**PROBLEM STATEMENT**.
Count how many lines of the material below have the word "median" and give only the number.

==== SUPPLIED DATA ====

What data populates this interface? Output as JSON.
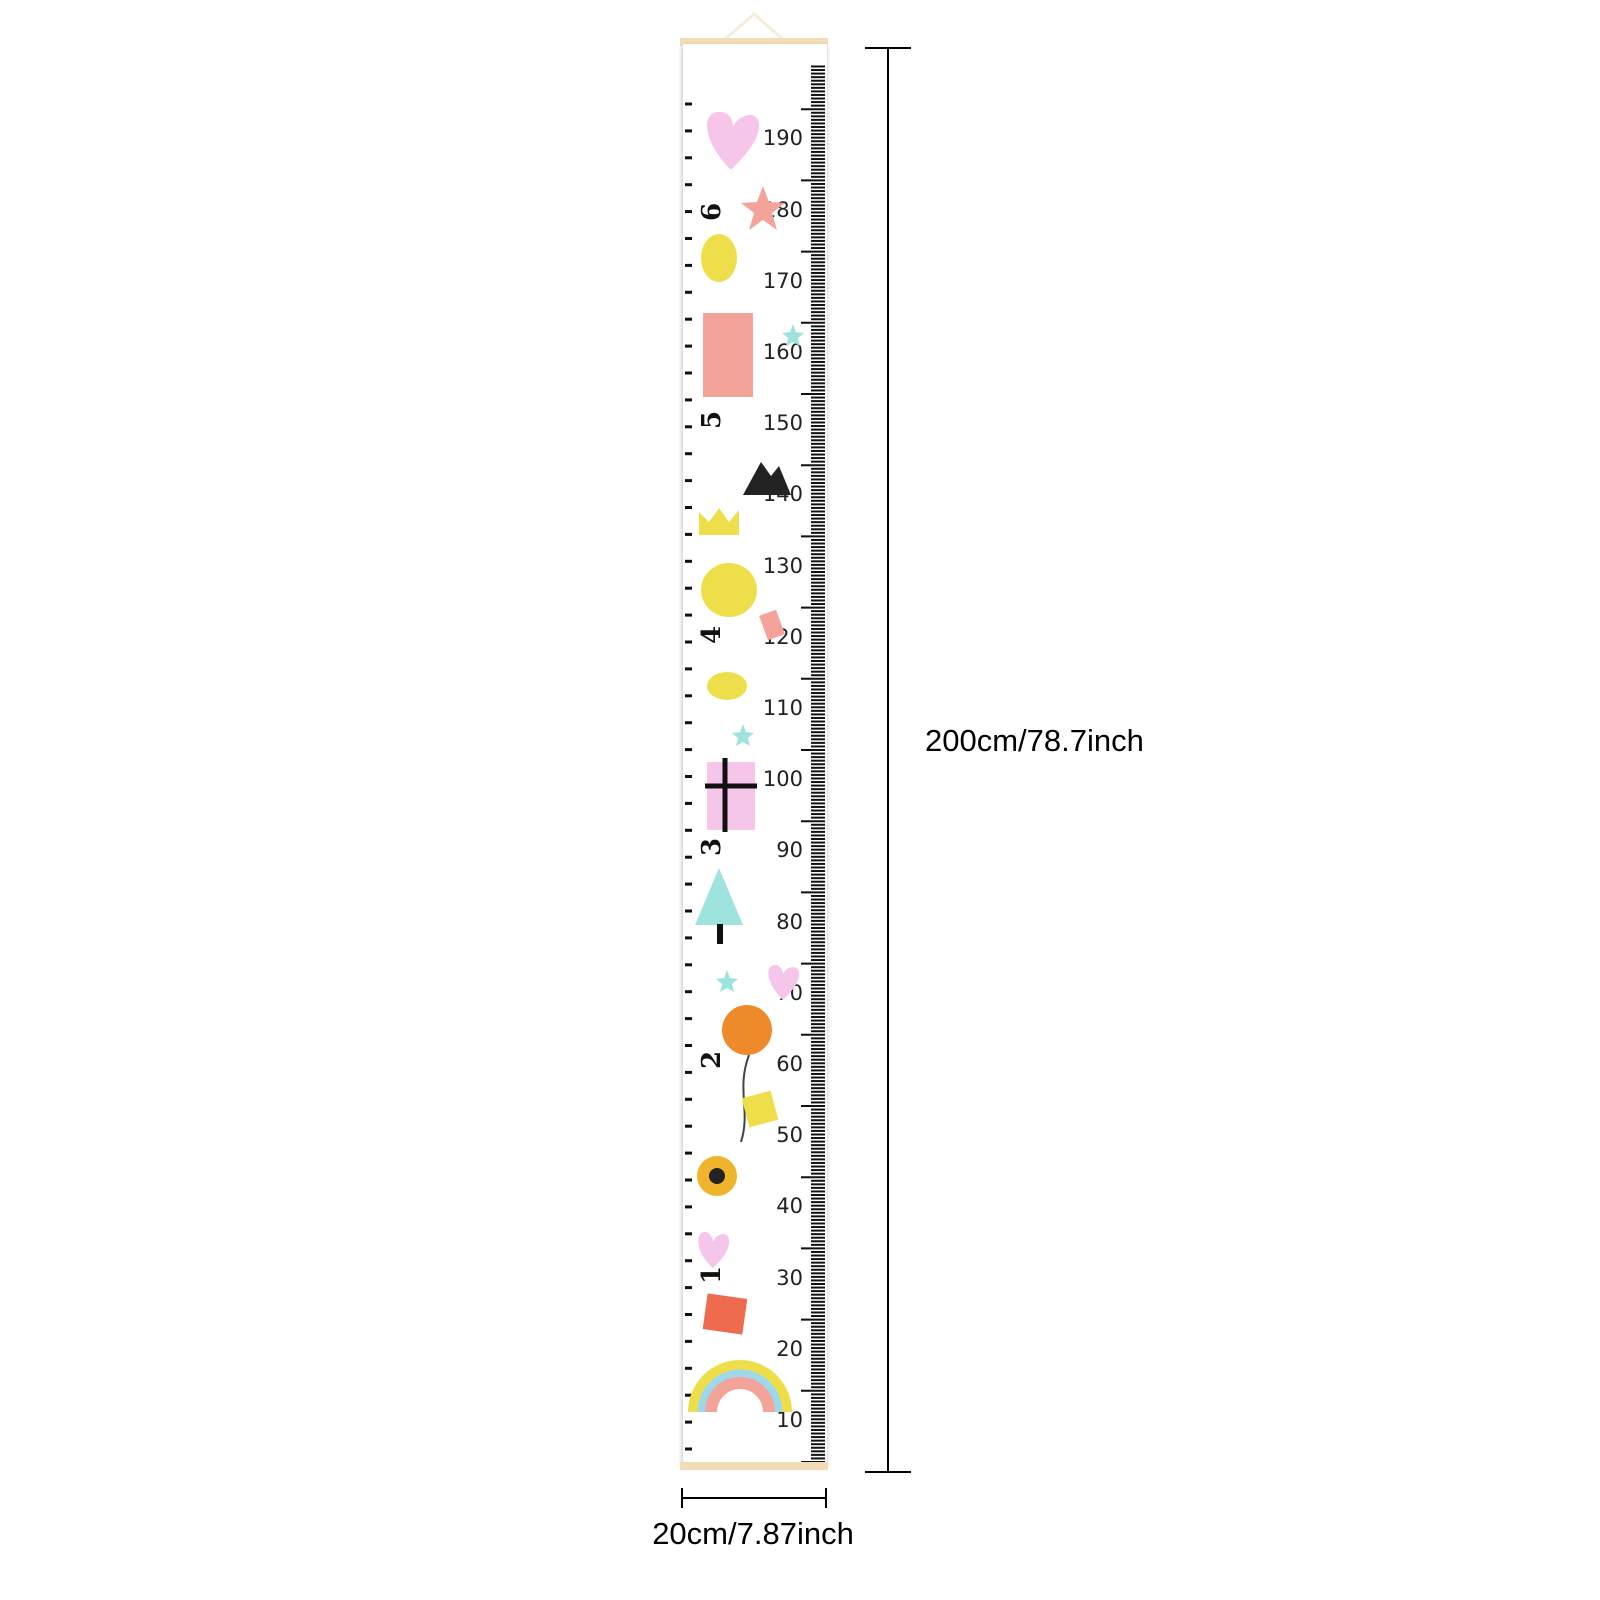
{
  "product": {
    "height_label": "200cm/78.7inch",
    "width_label": "20cm/7.87inch"
  },
  "ruler": {
    "cm_labels": [
      "190",
      "180",
      "170",
      "160",
      "150",
      "140",
      "130",
      "120",
      "110",
      "100",
      "90",
      "80",
      "70",
      "60",
      "50",
      "40",
      "30",
      "20",
      "10"
    ],
    "feet_labels": [
      "6",
      "5",
      "4",
      "3",
      "2",
      "1"
    ]
  },
  "colors": {
    "wood": "#f3dcb5",
    "pink": "#f6c6ea",
    "coral": "#f4a39a",
    "yellow": "#eedf4a",
    "mint": "#9fe3df",
    "orange": "#ee8a2a"
  }
}
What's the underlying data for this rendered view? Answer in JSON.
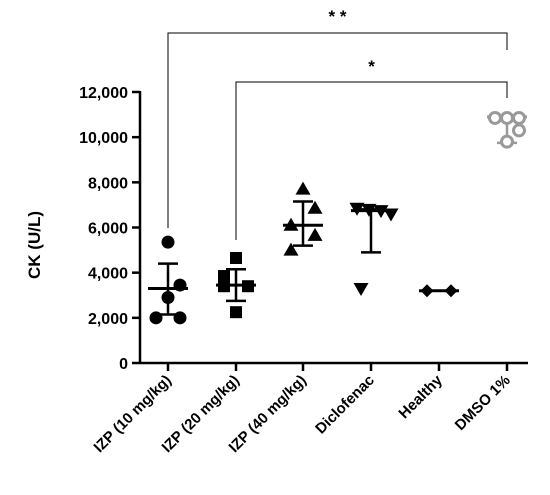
{
  "chart_data": {
    "type": "scatter",
    "ylabel": "CK (U/L)",
    "ylim": [
      0,
      12000
    ],
    "yticks": [
      0,
      2000,
      4000,
      6000,
      8000,
      10000,
      12000
    ],
    "ytick_labels": [
      "0",
      "2,000",
      "4,000",
      "6,000",
      "8,000",
      "10,000",
      "12,000"
    ],
    "categories": [
      "IZP (10 mg/kg)",
      "IZP (20 mg/kg)",
      "IZP (40 mg/kg)",
      "Diclofenac",
      "Healthy",
      "DMSO 1%"
    ],
    "groups": [
      {
        "label": "IZP (10 mg/kg)",
        "marker": "circle-filled",
        "values": [
          5350,
          3450,
          2900,
          2000,
          2000
        ],
        "mean": 3300,
        "err_low": 2150,
        "err_high": 4400,
        "color": "#000000"
      },
      {
        "label": "IZP (20 mg/kg)",
        "marker": "square-filled",
        "values": [
          4650,
          3850,
          3400,
          3400,
          2250
        ],
        "mean": 3450,
        "err_low": 2750,
        "err_high": 4150,
        "color": "#000000"
      },
      {
        "label": "IZP (40 mg/kg)",
        "marker": "triangle-up-filled",
        "values": [
          7700,
          6850,
          6100,
          5650,
          5000
        ],
        "mean": 6100,
        "err_low": 5200,
        "err_high": 7150,
        "color": "#000000"
      },
      {
        "label": "Diclofenac",
        "marker": "triangle-down-filled",
        "values": [
          6850,
          6800,
          6750,
          6600,
          3300
        ],
        "mean": 6750,
        "err_low": 4900,
        "err_high": 6800,
        "color": "#000000"
      },
      {
        "label": "Healthy",
        "marker": "diamond-filled",
        "values": [
          3200,
          3200
        ],
        "mean": 3200,
        "err_low": 3200,
        "err_high": 3200,
        "color": "#000000"
      },
      {
        "label": "DMSO 1%",
        "marker": "circle-open",
        "values": [
          10850,
          10850,
          10850,
          10300,
          9800
        ],
        "mean": 10900,
        "err_low": 9750,
        "err_high": 10950,
        "color": "#999999"
      }
    ],
    "significance": [
      {
        "from": "IZP (10 mg/kg)",
        "to": "DMSO 1%",
        "label": "* *"
      },
      {
        "from": "IZP (20 mg/kg)",
        "to": "DMSO 1%",
        "label": "*"
      }
    ]
  }
}
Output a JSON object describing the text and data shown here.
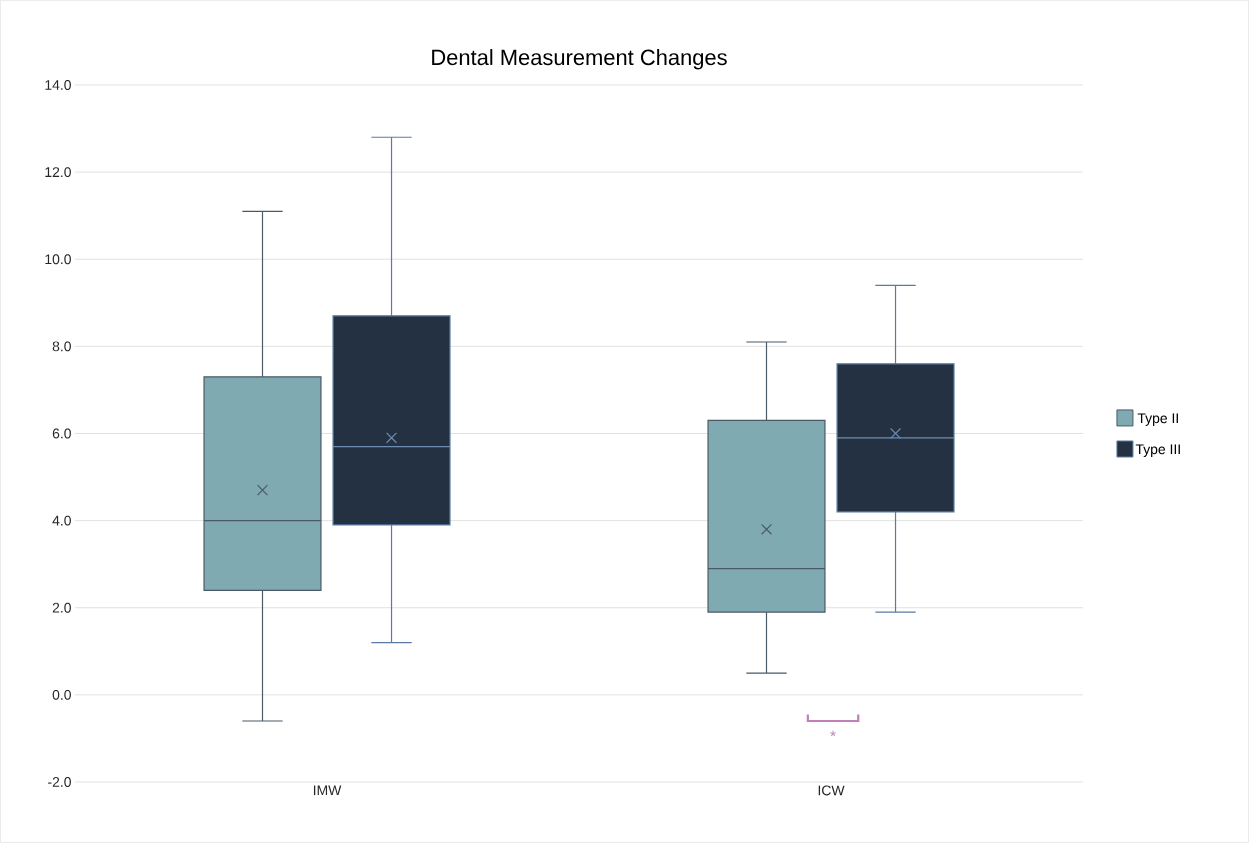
{
  "chart_data": {
    "type": "box",
    "title": "Dental Measurement Changes",
    "categories": [
      "IMW",
      "ICW"
    ],
    "series": [
      {
        "name": "Type II",
        "color": "#7faab1",
        "boxes": [
          {
            "low": -0.6,
            "q1": 2.4,
            "median": 4.0,
            "q3": 7.3,
            "high": 11.1,
            "mean": 4.7
          },
          {
            "low": 0.5,
            "q1": 1.9,
            "median": 2.9,
            "q3": 6.3,
            "high": 8.1,
            "mean": 3.8
          }
        ]
      },
      {
        "name": "Type III",
        "color": "#243142",
        "boxes": [
          {
            "low": 1.2,
            "q1": 3.9,
            "median": 5.7,
            "q3": 8.7,
            "high": 12.8,
            "mean": 5.9
          },
          {
            "low": 1.9,
            "q1": 4.2,
            "median": 5.9,
            "q3": 7.6,
            "high": 9.4,
            "mean": 6.0
          }
        ]
      }
    ],
    "ylim": [
      -2,
      14
    ],
    "yticks": [
      {
        "value": -2,
        "label": "-2.0"
      },
      {
        "value": 0,
        "label": "0.0"
      },
      {
        "value": 2,
        "label": "2.0"
      },
      {
        "value": 4,
        "label": "4.0"
      },
      {
        "value": 6,
        "label": "6.0"
      },
      {
        "value": 8,
        "label": "8.0"
      },
      {
        "value": 10,
        "label": "10.0"
      },
      {
        "value": 12,
        "label": "12.0"
      },
      {
        "value": 14,
        "label": "14.0"
      }
    ],
    "grid": "y",
    "legend": "right",
    "marker": "cross",
    "annotations": [
      "*"
    ]
  }
}
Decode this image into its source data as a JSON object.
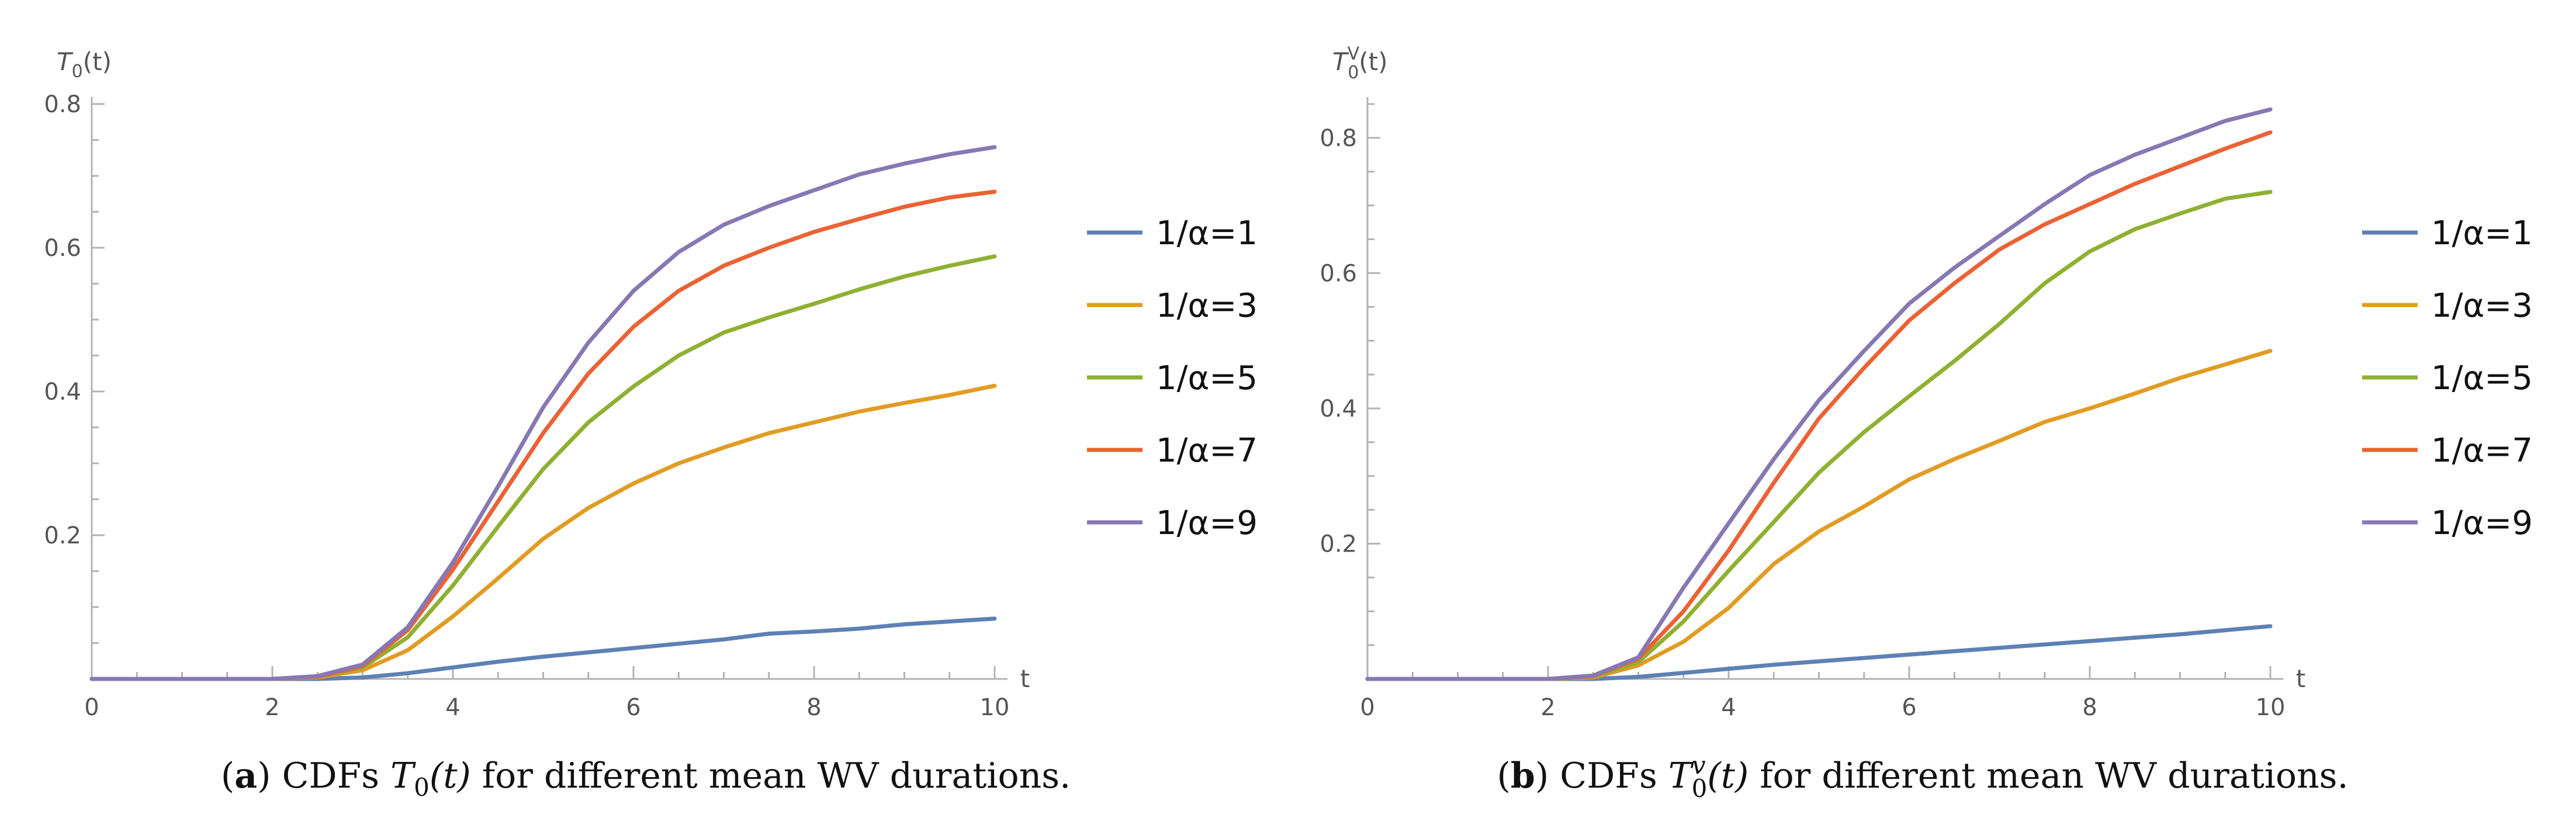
{
  "chart_data": [
    {
      "type": "line",
      "panel_tag": "a",
      "caption_prefix": "CDFs ",
      "caption_math": "T",
      "caption_sub": "0",
      "caption_sup": "",
      "caption_arg": "(t)",
      "caption_suffix": " for different mean WV durations.",
      "ylabel": "T",
      "ylabel_sub": "0",
      "ylabel_sup": "",
      "ylabel_arg": "(t)",
      "xlabel": "t",
      "xlim": [
        0,
        10
      ],
      "ylim": [
        0,
        0.8
      ],
      "x_ticks": [
        0,
        2,
        4,
        6,
        8,
        10
      ],
      "y_ticks": [
        0.2,
        0.4,
        0.6,
        0.8
      ],
      "x_tick_labels": [
        "0",
        "2",
        "4",
        "6",
        "8",
        "10"
      ],
      "y_tick_labels": [
        "0.2",
        "0.4",
        "0.6",
        "0.8"
      ],
      "x": [
        0,
        0.5,
        1,
        1.5,
        2,
        2.5,
        3,
        3.5,
        4,
        4.5,
        5,
        5.5,
        6,
        6.5,
        7,
        7.5,
        8,
        8.5,
        9,
        9.5,
        10
      ],
      "series": [
        {
          "name": "1/α=1",
          "color": "#5e81b5",
          "values": [
            0,
            0,
            0,
            0,
            0,
            0,
            0.002,
            0.008,
            0.016,
            0.024,
            0.031,
            0.037,
            0.043,
            0.049,
            0.055,
            0.063,
            0.066,
            0.07,
            0.076,
            0.08,
            0.084
          ]
        },
        {
          "name": "1/α=3",
          "color": "#e19c24",
          "values": [
            0,
            0,
            0,
            0,
            0,
            0.002,
            0.012,
            0.04,
            0.087,
            0.14,
            0.195,
            0.238,
            0.272,
            0.3,
            0.322,
            0.342,
            0.357,
            0.372,
            0.384,
            0.395,
            0.408
          ]
        },
        {
          "name": "1/α=5",
          "color": "#8fb032",
          "values": [
            0,
            0,
            0,
            0,
            0,
            0.003,
            0.016,
            0.058,
            0.13,
            0.212,
            0.292,
            0.357,
            0.407,
            0.45,
            0.482,
            0.503,
            0.522,
            0.542,
            0.56,
            0.575,
            0.588
          ]
        },
        {
          "name": "1/α=7",
          "color": "#eb6235",
          "values": [
            0,
            0,
            0,
            0,
            0,
            0.003,
            0.018,
            0.068,
            0.152,
            0.247,
            0.342,
            0.425,
            0.49,
            0.54,
            0.575,
            0.6,
            0.622,
            0.64,
            0.657,
            0.67,
            0.678
          ]
        },
        {
          "name": "1/α=9",
          "color": "#8778b3",
          "values": [
            0,
            0,
            0,
            0,
            0,
            0.004,
            0.02,
            0.072,
            0.162,
            0.268,
            0.378,
            0.468,
            0.54,
            0.594,
            0.632,
            0.658,
            0.68,
            0.702,
            0.717,
            0.73,
            0.74
          ]
        }
      ]
    },
    {
      "type": "line",
      "panel_tag": "b",
      "caption_prefix": "CDFs ",
      "caption_math": "T",
      "caption_sub": "0",
      "caption_sup": "v",
      "caption_arg": "(t)",
      "caption_suffix": " for different mean WV durations.",
      "ylabel": "T",
      "ylabel_sub": "0",
      "ylabel_sup": "V",
      "ylabel_arg": "(t)",
      "xlabel": "t",
      "xlim": [
        0,
        10
      ],
      "ylim": [
        0,
        0.85
      ],
      "x_ticks": [
        0,
        2,
        4,
        6,
        8,
        10
      ],
      "y_ticks": [
        0.2,
        0.4,
        0.6,
        0.8
      ],
      "x_tick_labels": [
        "0",
        "2",
        "4",
        "6",
        "8",
        "10"
      ],
      "y_tick_labels": [
        "0.2",
        "0.4",
        "0.6",
        "0.8"
      ],
      "x": [
        0,
        0.5,
        1,
        1.5,
        2,
        2.5,
        3,
        3.5,
        4,
        4.5,
        5,
        5.5,
        6,
        6.5,
        7,
        7.5,
        8,
        8.5,
        9,
        9.5,
        10
      ],
      "series": [
        {
          "name": "1/α=1",
          "color": "#5e81b5",
          "values": [
            0,
            0,
            0,
            0,
            0,
            0,
            0.003,
            0.009,
            0.015,
            0.021,
            0.026,
            0.031,
            0.036,
            0.041,
            0.046,
            0.051,
            0.056,
            0.061,
            0.066,
            0.072,
            0.078
          ]
        },
        {
          "name": "1/α=3",
          "color": "#e19c24",
          "values": [
            0,
            0,
            0,
            0,
            0,
            0.002,
            0.02,
            0.055,
            0.105,
            0.17,
            0.218,
            0.255,
            0.295,
            0.325,
            0.352,
            0.38,
            0.4,
            0.422,
            0.445,
            0.465,
            0.485
          ]
        },
        {
          "name": "1/α=5",
          "color": "#8fb032",
          "values": [
            0,
            0,
            0,
            0,
            0,
            0.003,
            0.025,
            0.085,
            0.16,
            0.232,
            0.305,
            0.365,
            0.418,
            0.47,
            0.525,
            0.585,
            0.632,
            0.665,
            0.688,
            0.71,
            0.72
          ]
        },
        {
          "name": "1/α=7",
          "color": "#eb6235",
          "values": [
            0,
            0,
            0,
            0,
            0,
            0.004,
            0.03,
            0.1,
            0.19,
            0.29,
            0.385,
            0.46,
            0.53,
            0.585,
            0.635,
            0.672,
            0.702,
            0.732,
            0.758,
            0.784,
            0.808
          ]
        },
        {
          "name": "1/α=9",
          "color": "#8778b3",
          "values": [
            0,
            0,
            0,
            0,
            0,
            0.005,
            0.032,
            0.135,
            0.23,
            0.325,
            0.412,
            0.485,
            0.555,
            0.608,
            0.655,
            0.702,
            0.745,
            0.775,
            0.8,
            0.825,
            0.842
          ]
        }
      ]
    }
  ]
}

====

**TASK SOLUTION**.
4